### TO BE DONE
Write every line of the material out exactly as shown.

### Items listed in a dataset
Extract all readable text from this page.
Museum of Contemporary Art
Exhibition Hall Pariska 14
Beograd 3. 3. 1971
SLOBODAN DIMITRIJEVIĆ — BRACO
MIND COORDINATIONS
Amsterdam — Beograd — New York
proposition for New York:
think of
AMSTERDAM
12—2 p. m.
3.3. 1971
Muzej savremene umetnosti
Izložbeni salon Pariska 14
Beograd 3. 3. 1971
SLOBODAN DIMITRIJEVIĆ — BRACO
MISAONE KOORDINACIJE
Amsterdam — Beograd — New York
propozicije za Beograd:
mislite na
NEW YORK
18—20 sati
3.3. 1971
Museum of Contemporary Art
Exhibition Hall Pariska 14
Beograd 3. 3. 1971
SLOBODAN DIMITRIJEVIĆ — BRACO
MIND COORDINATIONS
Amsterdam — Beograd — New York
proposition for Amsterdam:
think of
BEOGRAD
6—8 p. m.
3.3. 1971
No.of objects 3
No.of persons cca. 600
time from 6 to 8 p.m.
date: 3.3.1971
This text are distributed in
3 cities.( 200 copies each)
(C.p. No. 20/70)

### WORKED ANSWER
Extract all readable text from this page.
Museum of Contemporary Art
Exhibition Hall Pariska 14
Beograd 3. 3. 1971
SLOBODAN DIMITRIJEVIĆ — BRACO
MIND COORDINATIONS
Amsterdam — Beograd — New York
proposition for New York:
think of
AMSTERDAM
12—2 p. m.
3.3. 1971
Muzej savremene umetnosti
Izložbeni salon Pariska 14
Beograd 3. 3. 1971
SLOBODAN DIMITRIJEVIĆ — BRACO
MISAONE KOORDINACIJE
Amsterdam — Beograd — New York
propozicije za Beograd:
mislite na
NEW YORK
18—20 sati
3.3. 1971
Museum of Contemporary Art
Exhibition Hall Pariska 14
Beograd 3. 3. 1971
SLOBODAN DIMITRIJEVIĆ — BRACO
MIND COORDINATIONS
Amsterdam — Beograd — New York
proposition for Amsterdam:
think of
BEOGRAD
6—8 p. m.
3.3. 1971
No.of objects 3
No.of persons cca. 600
time from 6 to 8 p.m.
date: 3.3.1971
This text are distributed in
3 cities.( 200 copies each)
(C.p. No. 20/70)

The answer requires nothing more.